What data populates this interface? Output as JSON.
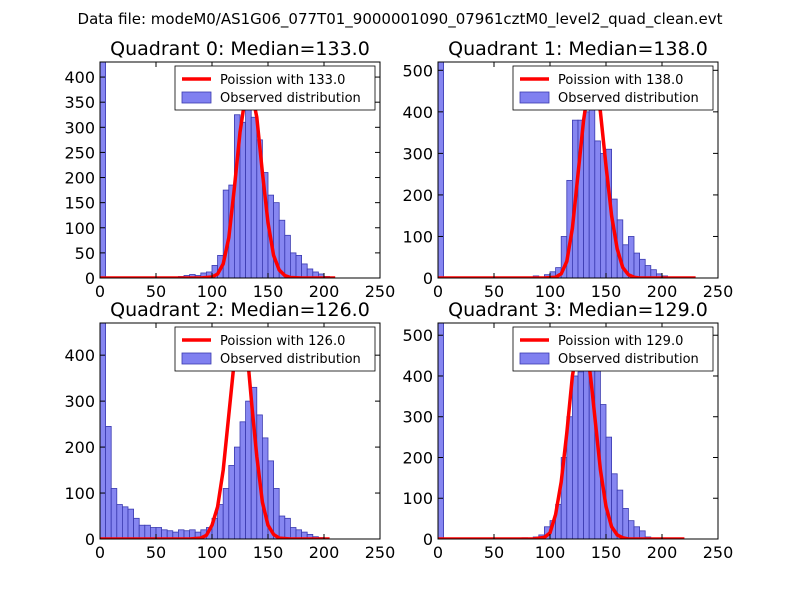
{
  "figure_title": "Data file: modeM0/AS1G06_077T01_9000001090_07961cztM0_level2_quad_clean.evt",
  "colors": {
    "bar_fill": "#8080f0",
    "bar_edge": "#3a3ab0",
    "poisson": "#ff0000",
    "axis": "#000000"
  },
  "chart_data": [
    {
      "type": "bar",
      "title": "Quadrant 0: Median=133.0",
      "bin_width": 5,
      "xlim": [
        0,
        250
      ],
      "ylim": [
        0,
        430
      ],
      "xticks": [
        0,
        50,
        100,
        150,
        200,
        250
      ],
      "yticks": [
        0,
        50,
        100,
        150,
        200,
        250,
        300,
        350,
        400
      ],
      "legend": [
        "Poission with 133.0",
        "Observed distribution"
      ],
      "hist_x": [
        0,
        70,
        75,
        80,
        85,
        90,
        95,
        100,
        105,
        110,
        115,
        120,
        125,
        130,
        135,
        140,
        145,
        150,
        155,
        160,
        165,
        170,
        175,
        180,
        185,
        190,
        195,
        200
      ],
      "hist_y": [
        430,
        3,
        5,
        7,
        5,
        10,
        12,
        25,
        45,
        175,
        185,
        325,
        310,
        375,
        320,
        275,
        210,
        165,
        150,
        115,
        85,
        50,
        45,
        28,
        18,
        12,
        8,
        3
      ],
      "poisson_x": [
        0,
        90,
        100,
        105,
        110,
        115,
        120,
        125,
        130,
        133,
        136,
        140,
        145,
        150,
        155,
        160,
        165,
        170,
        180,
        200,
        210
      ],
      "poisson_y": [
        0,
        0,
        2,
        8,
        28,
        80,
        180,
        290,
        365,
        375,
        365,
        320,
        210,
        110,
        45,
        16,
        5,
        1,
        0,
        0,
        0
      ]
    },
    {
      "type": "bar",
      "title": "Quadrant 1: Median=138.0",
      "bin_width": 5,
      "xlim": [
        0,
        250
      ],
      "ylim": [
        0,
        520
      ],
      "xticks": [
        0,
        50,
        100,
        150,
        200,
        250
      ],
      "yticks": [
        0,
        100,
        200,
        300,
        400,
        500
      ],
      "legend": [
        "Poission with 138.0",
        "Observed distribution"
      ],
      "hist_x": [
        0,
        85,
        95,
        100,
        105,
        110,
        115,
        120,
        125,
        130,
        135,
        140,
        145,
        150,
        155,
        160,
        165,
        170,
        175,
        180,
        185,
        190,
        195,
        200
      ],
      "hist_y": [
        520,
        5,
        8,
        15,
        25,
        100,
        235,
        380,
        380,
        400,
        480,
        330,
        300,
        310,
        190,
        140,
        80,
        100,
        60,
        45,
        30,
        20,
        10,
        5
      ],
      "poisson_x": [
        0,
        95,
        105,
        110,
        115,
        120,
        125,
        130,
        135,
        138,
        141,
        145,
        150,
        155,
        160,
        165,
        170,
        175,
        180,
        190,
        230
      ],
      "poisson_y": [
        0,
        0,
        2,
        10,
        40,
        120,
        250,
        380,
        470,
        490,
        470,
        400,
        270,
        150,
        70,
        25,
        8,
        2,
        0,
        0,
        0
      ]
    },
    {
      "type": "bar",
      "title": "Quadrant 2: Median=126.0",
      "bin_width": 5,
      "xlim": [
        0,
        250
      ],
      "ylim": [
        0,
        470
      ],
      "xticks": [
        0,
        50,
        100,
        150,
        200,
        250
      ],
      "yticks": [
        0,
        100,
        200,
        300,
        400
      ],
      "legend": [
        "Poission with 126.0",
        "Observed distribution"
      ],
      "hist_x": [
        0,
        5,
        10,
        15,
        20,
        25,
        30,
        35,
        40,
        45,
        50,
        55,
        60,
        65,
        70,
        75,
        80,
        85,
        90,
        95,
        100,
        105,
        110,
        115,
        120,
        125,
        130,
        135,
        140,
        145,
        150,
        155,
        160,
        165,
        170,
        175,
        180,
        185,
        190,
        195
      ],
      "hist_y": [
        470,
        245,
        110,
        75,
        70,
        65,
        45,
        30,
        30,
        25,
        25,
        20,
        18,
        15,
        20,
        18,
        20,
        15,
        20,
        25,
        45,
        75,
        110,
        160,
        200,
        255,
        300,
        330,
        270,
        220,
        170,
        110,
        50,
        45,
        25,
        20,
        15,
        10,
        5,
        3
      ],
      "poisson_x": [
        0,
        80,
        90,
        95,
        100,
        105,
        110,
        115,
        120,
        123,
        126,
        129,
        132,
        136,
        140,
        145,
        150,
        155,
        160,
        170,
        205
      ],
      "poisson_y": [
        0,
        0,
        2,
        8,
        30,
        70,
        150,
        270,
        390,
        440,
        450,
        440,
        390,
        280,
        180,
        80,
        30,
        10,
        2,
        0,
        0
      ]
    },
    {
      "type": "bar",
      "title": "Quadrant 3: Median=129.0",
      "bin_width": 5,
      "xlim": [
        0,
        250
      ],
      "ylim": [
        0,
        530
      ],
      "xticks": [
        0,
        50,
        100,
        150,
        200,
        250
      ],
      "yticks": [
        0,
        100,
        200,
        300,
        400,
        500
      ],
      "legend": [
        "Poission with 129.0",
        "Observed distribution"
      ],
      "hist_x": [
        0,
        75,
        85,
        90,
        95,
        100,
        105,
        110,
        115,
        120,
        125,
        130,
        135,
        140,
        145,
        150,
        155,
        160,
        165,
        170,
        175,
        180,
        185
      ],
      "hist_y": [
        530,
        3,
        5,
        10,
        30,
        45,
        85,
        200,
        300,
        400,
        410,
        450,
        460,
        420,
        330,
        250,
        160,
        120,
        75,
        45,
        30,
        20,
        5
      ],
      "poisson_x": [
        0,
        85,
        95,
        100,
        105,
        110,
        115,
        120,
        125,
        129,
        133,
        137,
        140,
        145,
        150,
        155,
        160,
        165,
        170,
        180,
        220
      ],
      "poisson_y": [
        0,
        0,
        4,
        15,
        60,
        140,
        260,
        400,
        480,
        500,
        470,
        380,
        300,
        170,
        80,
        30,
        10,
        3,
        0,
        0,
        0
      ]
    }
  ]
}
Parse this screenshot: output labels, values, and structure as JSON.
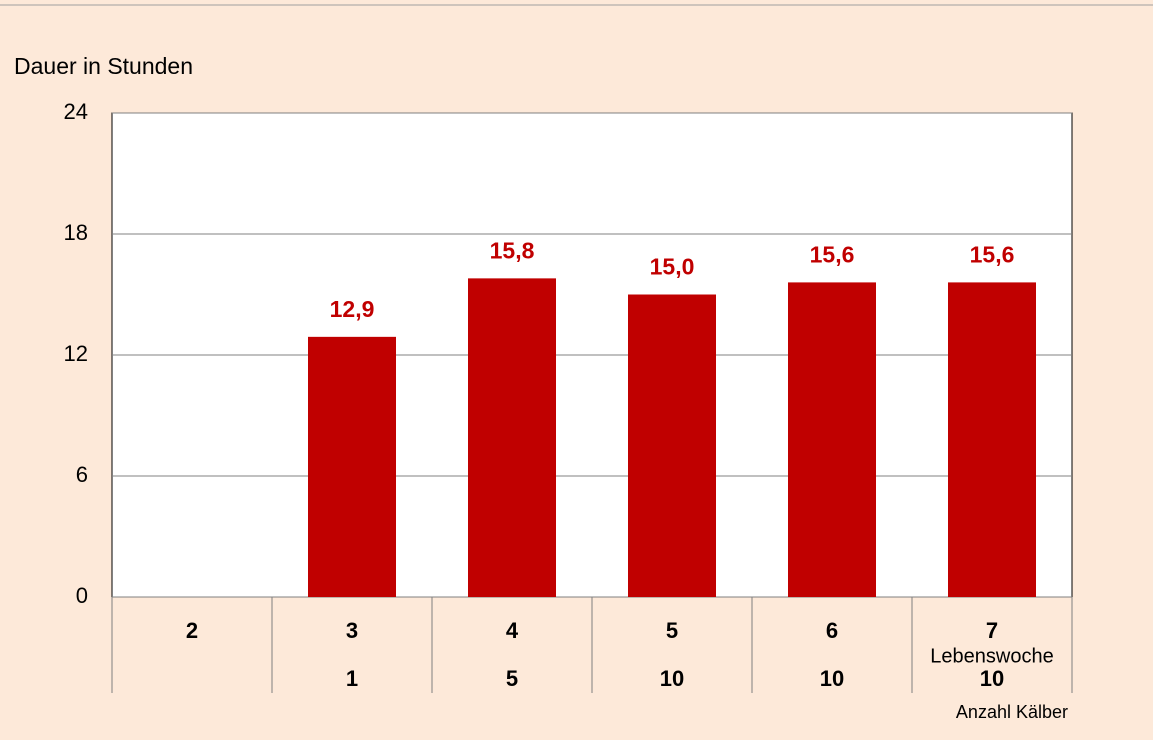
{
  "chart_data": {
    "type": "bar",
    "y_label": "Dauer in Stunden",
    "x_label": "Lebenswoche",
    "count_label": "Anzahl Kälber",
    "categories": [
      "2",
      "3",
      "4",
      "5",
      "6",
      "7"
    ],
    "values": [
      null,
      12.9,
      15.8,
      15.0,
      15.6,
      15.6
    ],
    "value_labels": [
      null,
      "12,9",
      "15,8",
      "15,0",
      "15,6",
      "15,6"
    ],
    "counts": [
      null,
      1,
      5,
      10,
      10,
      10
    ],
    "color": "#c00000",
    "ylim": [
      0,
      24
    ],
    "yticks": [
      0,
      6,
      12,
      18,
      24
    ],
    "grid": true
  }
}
****
_TASK DESCRIPTION_. All lines from the one containing "Parse this screenshot: output" through the end of the entries, both ends included, should be written out exactly, with no pictures.

_RESPONSE TO THIS TASK_.
Parse this screenshot: output labels, values, and structure as JSON.
{
  "chart_data": {
    "type": "bar",
    "y_label": "Dauer in Stunden",
    "x_label": "Lebenswoche",
    "count_label": "Anzahl Kälber",
    "categories": [
      "2",
      "3",
      "4",
      "5",
      "6",
      "7"
    ],
    "values": [
      null,
      12.9,
      15.8,
      15.0,
      15.6,
      15.6
    ],
    "value_labels": [
      null,
      "12,9",
      "15,8",
      "15,0",
      "15,6",
      "15,6"
    ],
    "counts": [
      null,
      1,
      5,
      10,
      10,
      10
    ],
    "color": "#c00000",
    "ylim": [
      0,
      24
    ],
    "yticks": [
      0,
      6,
      12,
      18,
      24
    ],
    "grid": true
  }
}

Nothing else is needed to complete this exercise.